[Aim]: Drop every picture and give the entries back exactly.

===== Records provided

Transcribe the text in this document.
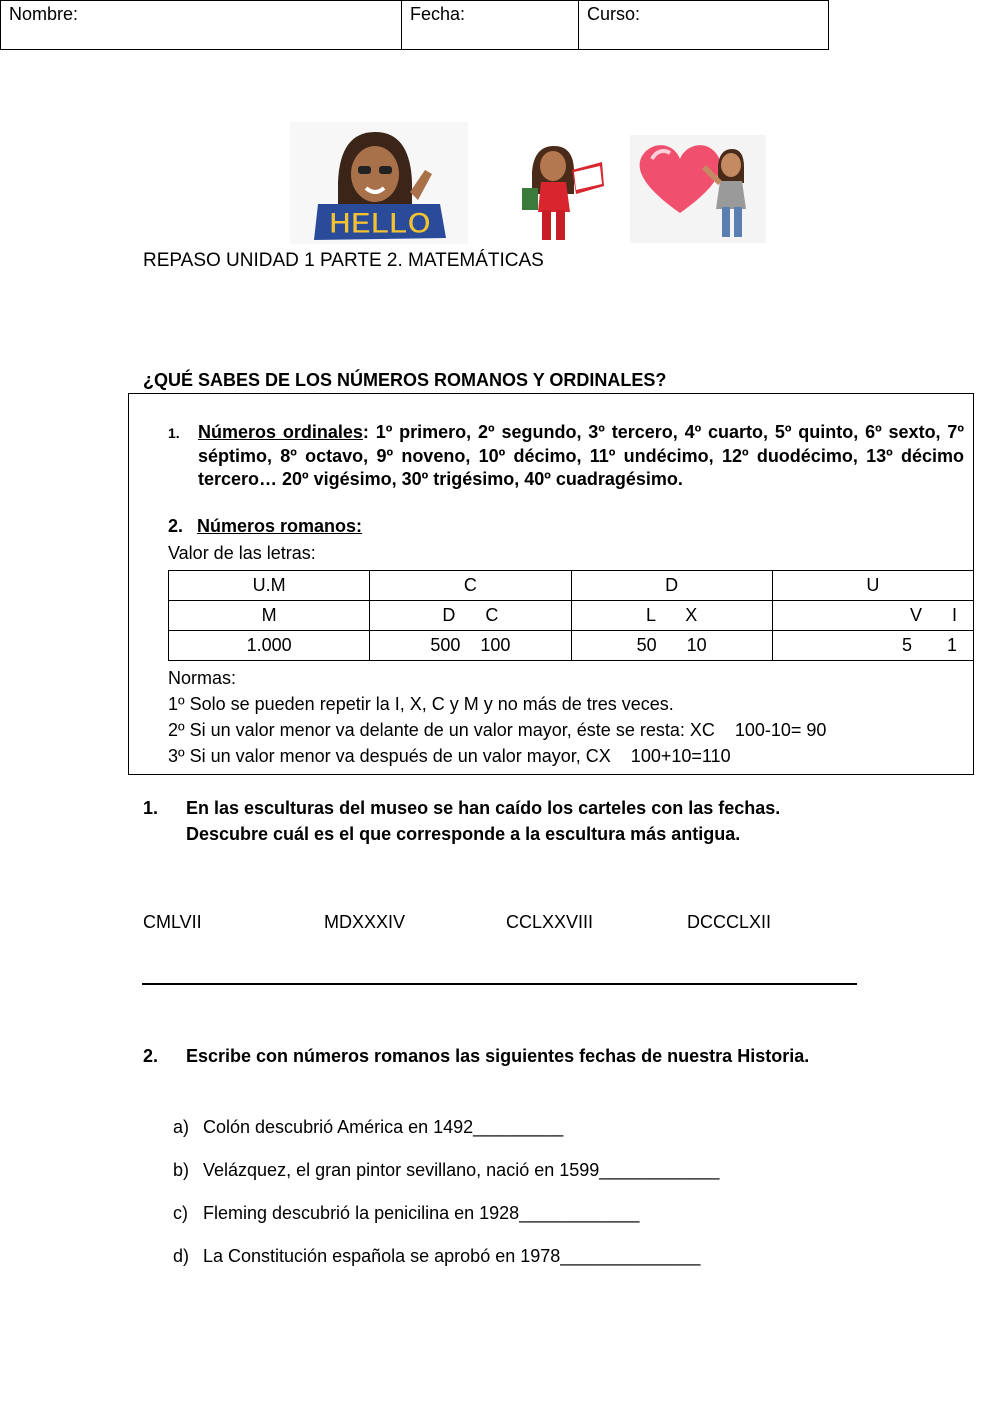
HELLO
REPASO UNIDAD 1 PARTE 2. MATEMÁTICAS
Nombre:	Fecha:	Curso:
¿QUÉ SABES DE LOS NÚMEROS ROMANOS Y ORDINALES?
1. Números ordinales: 1º primero, 2º segundo, 3º tercero, 4º cuarto, 5º quinto, 6º sexto, 7º séptimo, 8º octavo, 9º noveno, 10º décimo, 11º undécimo, 12º duodécimo, 13º décimo tercero… 20º vigésimo, 30º trigésimo, 40º cuadragésimo.
2. Números romanos:
Valor de las letras:
U.M	C	D	U
M	D      C	L      X	V      I
1.000	500    100	50      10	5       1
Normas:
1º Solo se pueden repetir la I, X, C y M y no más de tres veces.
2º Si un valor menor va delante de un valor mayor, éste se resta: XC    100-10= 90
3º Si un valor menor va después de un valor mayor, CX    100+10=110
1. En las esculturas del museo se han caído los carteles con las fechas. Descubre cuál es el que corresponde a la escultura más antigua.
CMLVII	MDXXXIV	CCLXXVIII	DCCCLXII
2. Escribe con números romanos las siguientes fechas de nuestra Historia.
a) Colón descubrió América en 1492_________
b) Velázquez, el gran pintor sevillano, nació en 1599____________
c) Fleming descubrió la penicilina en 1928____________
d) La Constitución española se aprobó en 1978______________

==========

[Response to the exercise]:
Transcribe the text in this document.
HELLO
REPASO UNIDAD 1 PARTE 2. MATEMÁTICAS
Nombre:	Fecha:	Curso:
¿QUÉ SABES DE LOS NÚMEROS ROMANOS Y ORDINALES?
1. Números ordinales: 1º primero, 2º segundo, 3º tercero, 4º cuarto, 5º quinto, 6º sexto, 7º séptimo, 8º octavo, 9º noveno, 10º décimo, 11º undécimo, 12º duodécimo, 13º décimo tercero… 20º vigésimo, 30º trigésimo, 40º cuadragésimo.
2. Números romanos:
Valor de las letras:
U.M	C	D	U
M	D      C	L      X	V      I
1.000	500    100	50      10	5       1
Normas:
1º Solo se pueden repetir la I, X, C y M y no más de tres veces.
2º Si un valor menor va delante de un valor mayor, éste se resta: XC    100-10= 90
3º Si un valor menor va después de un valor mayor, CX    100+10=110
1. En las esculturas del museo se han caído los carteles con las fechas. Descubre cuál es el que corresponde a la escultura más antigua.
CMLVII	MDXXXIV	CCLXXVIII	DCCCLXII
2. Escribe con números romanos las siguientes fechas de nuestra Historia.
a) Colón descubrió América en 1492_________
b) Velázquez, el gran pintor sevillano, nació en 1599____________
c) Fleming descubrió la penicilina en 1928____________
d) La Constitución española se aprobó en 1978______________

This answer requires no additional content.